● **What you have to do**
Pull out every line from the listing that has the word "club".

● **Data shown**
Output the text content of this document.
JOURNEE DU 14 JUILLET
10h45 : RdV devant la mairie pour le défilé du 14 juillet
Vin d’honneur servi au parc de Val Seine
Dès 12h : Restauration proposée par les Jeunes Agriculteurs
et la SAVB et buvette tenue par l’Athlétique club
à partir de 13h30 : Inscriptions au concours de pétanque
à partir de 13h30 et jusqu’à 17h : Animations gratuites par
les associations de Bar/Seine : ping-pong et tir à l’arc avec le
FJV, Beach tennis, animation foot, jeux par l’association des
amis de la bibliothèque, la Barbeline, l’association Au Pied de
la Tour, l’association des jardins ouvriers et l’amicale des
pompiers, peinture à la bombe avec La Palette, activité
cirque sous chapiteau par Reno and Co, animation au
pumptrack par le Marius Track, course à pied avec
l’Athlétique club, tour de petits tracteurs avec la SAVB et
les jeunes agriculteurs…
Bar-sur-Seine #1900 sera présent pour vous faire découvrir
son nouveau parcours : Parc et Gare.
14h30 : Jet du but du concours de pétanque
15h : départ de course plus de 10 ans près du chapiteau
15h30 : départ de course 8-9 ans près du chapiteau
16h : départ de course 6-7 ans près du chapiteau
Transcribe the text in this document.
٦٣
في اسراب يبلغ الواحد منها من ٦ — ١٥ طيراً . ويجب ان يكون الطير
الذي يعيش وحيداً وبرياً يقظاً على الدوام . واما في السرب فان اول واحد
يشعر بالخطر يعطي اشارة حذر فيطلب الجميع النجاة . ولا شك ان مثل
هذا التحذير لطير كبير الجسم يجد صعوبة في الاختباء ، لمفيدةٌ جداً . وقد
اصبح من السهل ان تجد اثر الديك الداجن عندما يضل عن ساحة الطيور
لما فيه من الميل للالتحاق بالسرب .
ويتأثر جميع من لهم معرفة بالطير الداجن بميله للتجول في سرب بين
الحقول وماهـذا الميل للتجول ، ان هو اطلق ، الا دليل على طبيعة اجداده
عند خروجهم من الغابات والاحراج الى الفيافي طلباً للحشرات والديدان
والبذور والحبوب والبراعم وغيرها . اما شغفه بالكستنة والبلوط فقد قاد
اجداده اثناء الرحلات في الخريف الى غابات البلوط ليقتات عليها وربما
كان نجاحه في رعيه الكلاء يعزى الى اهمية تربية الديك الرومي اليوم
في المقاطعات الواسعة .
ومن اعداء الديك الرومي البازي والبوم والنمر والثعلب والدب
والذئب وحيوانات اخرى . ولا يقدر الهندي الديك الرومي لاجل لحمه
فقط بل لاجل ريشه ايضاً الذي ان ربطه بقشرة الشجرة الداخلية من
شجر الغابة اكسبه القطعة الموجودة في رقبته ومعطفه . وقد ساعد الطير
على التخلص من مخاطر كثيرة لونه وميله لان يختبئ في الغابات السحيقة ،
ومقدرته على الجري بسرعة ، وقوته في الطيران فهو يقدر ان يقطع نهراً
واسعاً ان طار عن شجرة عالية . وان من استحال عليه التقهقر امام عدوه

● **Task output**
et la SAVB et buvette tenue par l’Athlétique club
l’Athlétique club, tour de petits tracteurs avec la SAVB et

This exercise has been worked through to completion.